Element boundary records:

================================

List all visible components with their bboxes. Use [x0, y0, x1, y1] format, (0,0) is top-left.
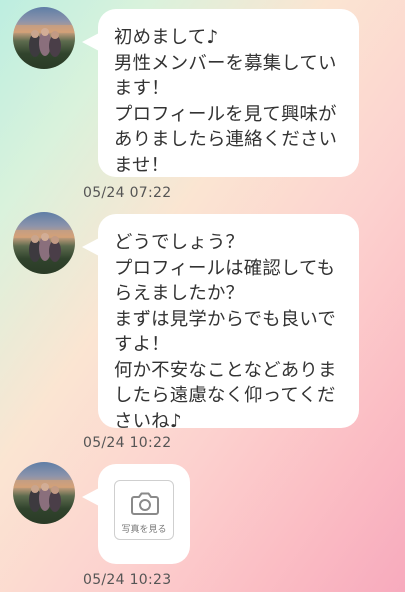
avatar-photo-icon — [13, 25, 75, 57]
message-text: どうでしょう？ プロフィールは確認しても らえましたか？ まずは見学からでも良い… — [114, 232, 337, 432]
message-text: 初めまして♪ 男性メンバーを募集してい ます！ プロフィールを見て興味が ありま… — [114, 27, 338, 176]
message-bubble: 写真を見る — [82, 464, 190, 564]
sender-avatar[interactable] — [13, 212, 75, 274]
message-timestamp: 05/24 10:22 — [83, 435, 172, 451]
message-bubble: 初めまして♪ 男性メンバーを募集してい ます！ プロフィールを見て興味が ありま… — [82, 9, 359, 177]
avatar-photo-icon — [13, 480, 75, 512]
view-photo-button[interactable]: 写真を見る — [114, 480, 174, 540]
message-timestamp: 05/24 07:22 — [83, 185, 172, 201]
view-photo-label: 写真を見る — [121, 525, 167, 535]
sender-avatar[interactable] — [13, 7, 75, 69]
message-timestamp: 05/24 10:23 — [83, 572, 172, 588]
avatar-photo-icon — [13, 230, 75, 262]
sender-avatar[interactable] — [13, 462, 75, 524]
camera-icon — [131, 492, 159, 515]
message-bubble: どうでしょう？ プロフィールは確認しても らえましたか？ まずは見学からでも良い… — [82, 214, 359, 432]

================================

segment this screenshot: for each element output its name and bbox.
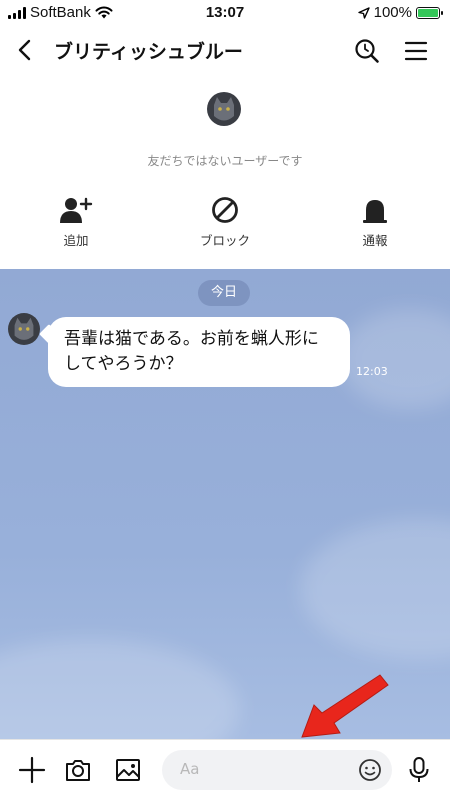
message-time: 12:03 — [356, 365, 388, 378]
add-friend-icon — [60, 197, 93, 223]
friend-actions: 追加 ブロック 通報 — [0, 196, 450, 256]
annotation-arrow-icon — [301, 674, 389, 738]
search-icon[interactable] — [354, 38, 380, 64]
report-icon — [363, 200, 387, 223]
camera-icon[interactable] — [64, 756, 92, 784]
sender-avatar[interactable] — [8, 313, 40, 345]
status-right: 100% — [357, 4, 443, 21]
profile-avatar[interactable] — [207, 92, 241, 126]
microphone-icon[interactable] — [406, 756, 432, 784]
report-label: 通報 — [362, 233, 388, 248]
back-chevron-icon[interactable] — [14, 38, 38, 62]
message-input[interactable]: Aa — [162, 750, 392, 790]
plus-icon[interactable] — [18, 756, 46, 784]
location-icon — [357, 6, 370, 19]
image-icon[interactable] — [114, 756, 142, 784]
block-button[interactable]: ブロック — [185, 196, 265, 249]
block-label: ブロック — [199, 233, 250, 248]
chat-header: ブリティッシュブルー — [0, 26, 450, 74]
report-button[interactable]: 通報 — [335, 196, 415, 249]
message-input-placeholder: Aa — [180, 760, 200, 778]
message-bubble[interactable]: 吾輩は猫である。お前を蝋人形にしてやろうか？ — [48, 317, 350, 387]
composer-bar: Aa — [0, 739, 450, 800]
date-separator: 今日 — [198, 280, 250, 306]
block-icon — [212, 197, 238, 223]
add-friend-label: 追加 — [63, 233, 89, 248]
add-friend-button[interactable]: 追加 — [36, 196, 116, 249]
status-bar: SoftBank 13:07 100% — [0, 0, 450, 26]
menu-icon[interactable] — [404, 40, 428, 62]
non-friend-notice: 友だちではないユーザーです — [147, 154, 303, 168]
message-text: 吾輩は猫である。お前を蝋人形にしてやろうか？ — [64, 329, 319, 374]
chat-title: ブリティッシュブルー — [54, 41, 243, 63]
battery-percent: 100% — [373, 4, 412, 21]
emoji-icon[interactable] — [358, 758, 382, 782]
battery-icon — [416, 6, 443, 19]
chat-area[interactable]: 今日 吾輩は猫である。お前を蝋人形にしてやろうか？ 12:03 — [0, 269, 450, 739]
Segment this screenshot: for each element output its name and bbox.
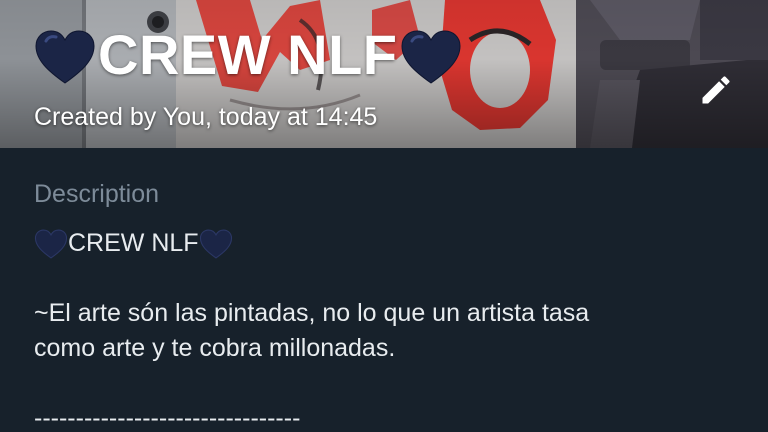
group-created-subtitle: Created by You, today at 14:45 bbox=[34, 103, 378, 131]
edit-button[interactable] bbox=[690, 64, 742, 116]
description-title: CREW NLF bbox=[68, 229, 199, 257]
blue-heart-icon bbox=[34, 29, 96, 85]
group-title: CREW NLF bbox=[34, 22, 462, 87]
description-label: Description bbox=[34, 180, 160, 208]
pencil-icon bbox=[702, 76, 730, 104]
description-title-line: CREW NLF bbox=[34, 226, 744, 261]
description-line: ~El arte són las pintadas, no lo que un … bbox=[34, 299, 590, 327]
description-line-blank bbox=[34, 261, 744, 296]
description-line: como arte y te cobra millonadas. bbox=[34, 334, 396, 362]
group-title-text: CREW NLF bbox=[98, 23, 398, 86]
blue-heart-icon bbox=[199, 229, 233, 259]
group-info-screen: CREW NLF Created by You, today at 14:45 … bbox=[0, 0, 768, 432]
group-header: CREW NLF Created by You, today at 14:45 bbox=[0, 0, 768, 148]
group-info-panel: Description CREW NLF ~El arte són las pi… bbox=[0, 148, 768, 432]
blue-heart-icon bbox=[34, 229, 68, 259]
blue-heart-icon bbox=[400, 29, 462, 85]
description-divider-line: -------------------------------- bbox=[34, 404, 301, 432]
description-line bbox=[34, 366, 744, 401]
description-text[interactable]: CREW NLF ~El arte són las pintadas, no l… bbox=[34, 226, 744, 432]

================================

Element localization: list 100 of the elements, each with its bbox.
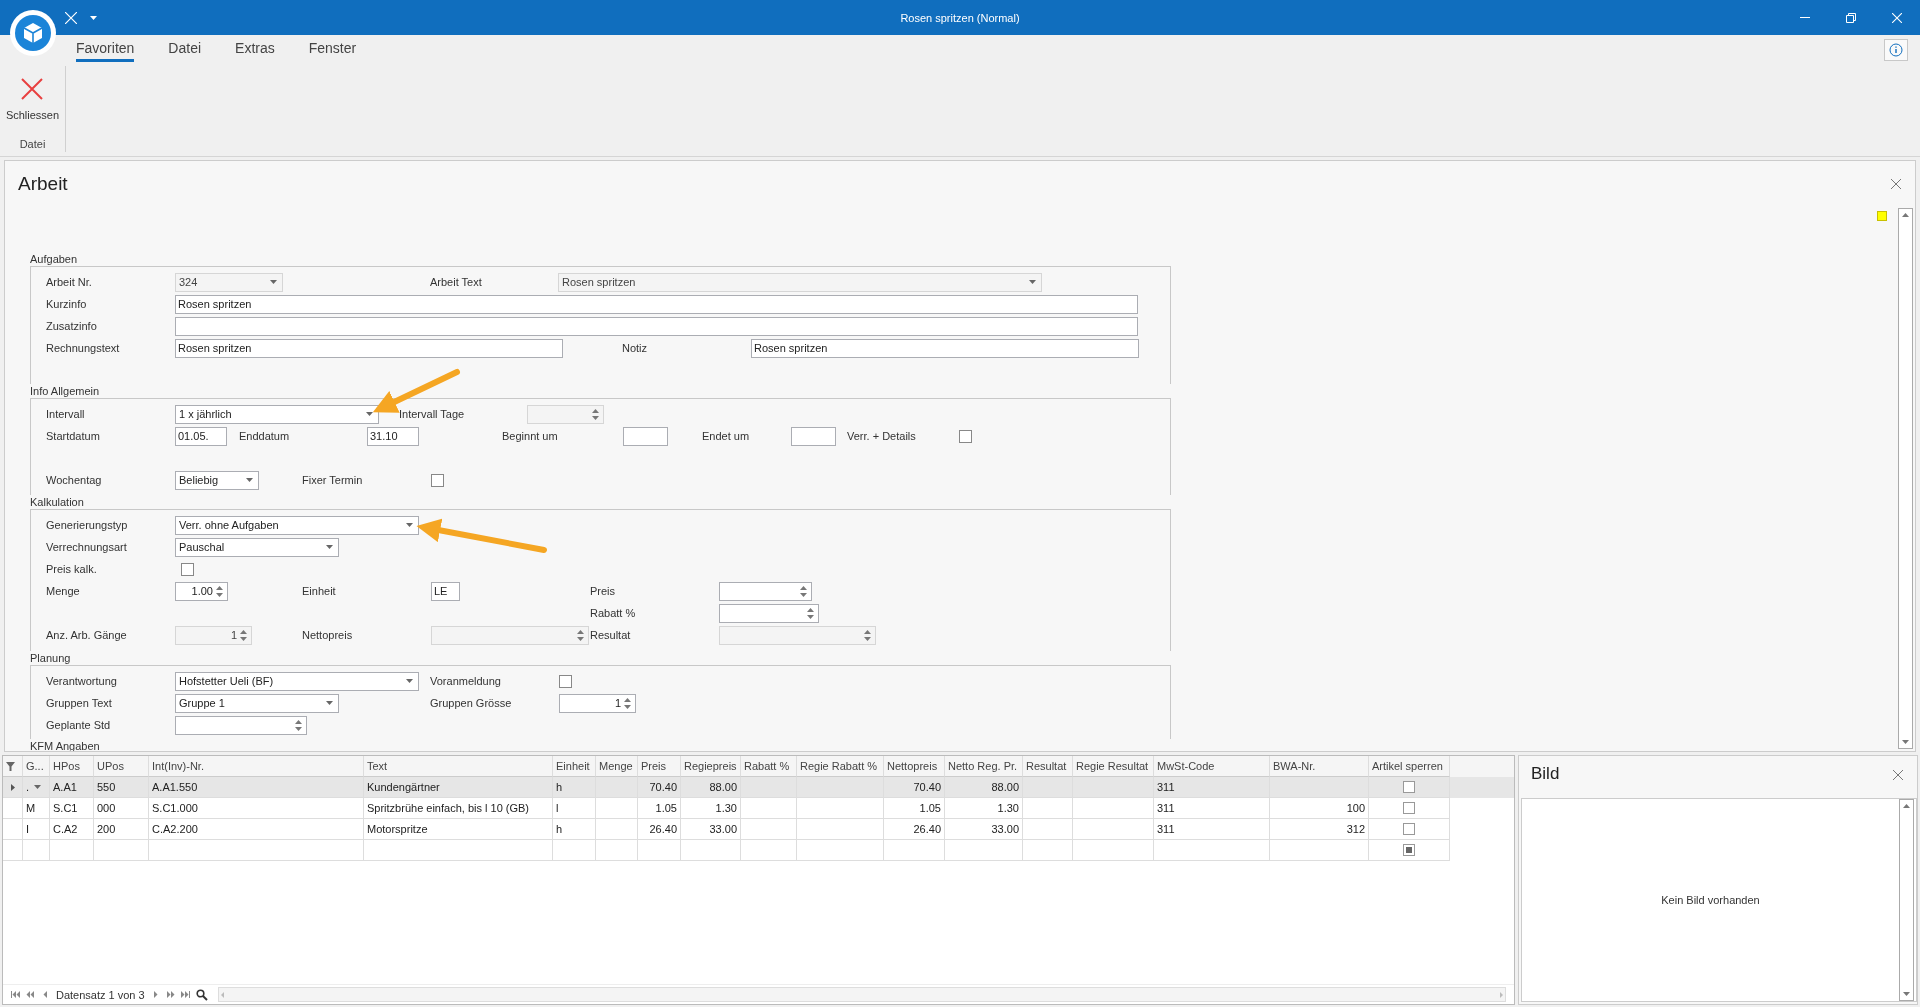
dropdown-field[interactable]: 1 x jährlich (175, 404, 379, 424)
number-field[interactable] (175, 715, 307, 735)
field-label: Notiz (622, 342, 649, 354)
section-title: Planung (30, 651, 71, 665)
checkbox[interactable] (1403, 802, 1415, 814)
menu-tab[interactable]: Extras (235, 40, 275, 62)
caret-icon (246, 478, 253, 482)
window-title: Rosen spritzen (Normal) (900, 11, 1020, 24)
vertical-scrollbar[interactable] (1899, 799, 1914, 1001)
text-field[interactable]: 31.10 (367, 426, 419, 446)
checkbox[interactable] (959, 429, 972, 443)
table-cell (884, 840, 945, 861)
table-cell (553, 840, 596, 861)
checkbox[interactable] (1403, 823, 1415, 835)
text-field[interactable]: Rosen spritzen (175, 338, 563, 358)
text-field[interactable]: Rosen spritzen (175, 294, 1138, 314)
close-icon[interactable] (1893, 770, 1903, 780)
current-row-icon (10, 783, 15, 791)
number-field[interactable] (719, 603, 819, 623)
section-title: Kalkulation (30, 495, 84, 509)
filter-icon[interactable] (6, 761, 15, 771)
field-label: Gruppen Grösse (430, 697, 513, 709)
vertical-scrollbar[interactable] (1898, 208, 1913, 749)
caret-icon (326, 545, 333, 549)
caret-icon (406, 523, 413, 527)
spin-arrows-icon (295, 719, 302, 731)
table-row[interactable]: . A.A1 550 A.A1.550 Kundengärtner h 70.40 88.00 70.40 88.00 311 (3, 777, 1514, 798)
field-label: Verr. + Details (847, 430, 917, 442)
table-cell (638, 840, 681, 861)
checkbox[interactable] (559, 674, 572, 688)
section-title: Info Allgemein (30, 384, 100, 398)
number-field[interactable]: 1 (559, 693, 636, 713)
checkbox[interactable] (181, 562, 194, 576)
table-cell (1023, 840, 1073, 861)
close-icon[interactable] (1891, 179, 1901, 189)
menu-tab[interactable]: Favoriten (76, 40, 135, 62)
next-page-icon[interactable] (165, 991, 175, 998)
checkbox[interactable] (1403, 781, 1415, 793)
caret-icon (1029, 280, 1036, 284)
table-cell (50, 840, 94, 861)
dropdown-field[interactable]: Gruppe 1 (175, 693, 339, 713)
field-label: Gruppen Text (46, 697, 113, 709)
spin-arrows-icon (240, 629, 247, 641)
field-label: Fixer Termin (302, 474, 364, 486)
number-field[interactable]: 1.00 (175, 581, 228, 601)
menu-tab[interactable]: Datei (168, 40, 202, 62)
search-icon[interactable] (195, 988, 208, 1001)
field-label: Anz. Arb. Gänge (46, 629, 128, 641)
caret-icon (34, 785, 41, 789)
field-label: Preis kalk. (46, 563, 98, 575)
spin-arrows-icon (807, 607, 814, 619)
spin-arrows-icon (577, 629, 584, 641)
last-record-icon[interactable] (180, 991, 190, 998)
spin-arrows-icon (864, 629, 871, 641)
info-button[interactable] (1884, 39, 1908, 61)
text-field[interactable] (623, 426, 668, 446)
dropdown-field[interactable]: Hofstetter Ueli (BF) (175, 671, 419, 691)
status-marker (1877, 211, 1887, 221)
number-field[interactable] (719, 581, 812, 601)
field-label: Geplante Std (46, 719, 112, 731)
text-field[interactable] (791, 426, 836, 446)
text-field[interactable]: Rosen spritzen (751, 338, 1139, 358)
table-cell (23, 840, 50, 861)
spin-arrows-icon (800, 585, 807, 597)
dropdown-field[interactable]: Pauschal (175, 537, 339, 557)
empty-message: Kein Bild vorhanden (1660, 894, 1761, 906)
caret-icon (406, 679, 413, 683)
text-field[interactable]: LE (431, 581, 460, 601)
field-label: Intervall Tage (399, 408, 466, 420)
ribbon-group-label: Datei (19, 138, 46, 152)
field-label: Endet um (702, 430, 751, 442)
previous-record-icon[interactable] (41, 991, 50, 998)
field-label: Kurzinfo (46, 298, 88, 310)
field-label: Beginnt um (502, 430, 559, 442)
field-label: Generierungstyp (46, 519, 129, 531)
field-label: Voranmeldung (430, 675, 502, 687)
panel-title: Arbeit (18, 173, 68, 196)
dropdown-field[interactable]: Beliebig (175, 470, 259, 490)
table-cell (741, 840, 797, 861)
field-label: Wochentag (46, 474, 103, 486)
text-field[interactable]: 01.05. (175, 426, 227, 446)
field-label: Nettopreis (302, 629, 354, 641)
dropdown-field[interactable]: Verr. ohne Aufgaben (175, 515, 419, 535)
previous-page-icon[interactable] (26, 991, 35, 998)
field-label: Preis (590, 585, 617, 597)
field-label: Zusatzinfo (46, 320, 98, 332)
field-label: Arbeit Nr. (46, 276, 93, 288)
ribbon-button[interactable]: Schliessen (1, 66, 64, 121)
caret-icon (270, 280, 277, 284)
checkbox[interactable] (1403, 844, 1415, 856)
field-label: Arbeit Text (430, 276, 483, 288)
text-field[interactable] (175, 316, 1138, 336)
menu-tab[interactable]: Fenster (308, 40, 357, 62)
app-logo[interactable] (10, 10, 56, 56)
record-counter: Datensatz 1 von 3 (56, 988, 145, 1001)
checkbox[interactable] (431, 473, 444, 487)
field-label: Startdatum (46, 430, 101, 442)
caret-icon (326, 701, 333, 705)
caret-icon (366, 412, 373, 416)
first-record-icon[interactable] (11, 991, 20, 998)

================================

Retype the lines between the one holding "avatar-photo-icon — [13, 25, 75, 57]" and the one holding "message-bubble: どうでしょう？ プロフィールは確認しても", inclusive.

avatar-photo-icon — [13, 25, 75, 57]
message-text: どうでしょう？ プロフィールは確認しても らえましたか？ まずは見学からでも良い… — [114, 232, 337, 432]
message-text: 初めまして♪ 男性メンバーを募集してい ます！ プロフィールを見て興味が ありま… — [114, 27, 338, 176]
message-bubble: 写真を見る — [82, 464, 190, 564]
sender-avatar[interactable] — [13, 212, 75, 274]
message-timestamp: 05/24 10:22 — [83, 435, 172, 451]
message-bubble: 初めまして♪ 男性メンバーを募集してい ます！ プロフィールを見て興味が ありま… — [82, 9, 359, 177]
avatar-photo-icon — [13, 480, 75, 512]
view-photo-button[interactable]: 写真を見る — [114, 480, 174, 540]
message-timestamp: 05/24 07:22 — [83, 185, 172, 201]
view-photo-label: 写真を見る — [121, 525, 167, 535]
sender-avatar[interactable] — [13, 7, 75, 69]
message-timestamp: 05/24 10:23 — [83, 572, 172, 588]
avatar-photo-icon — [13, 230, 75, 262]
sender-avatar[interactable] — [13, 462, 75, 524]
camera-icon — [131, 492, 159, 515]
message-bubble: どうでしょう？ プロフィールは確認しても らえましたか？ まずは見学からでも良い… — [82, 214, 359, 432]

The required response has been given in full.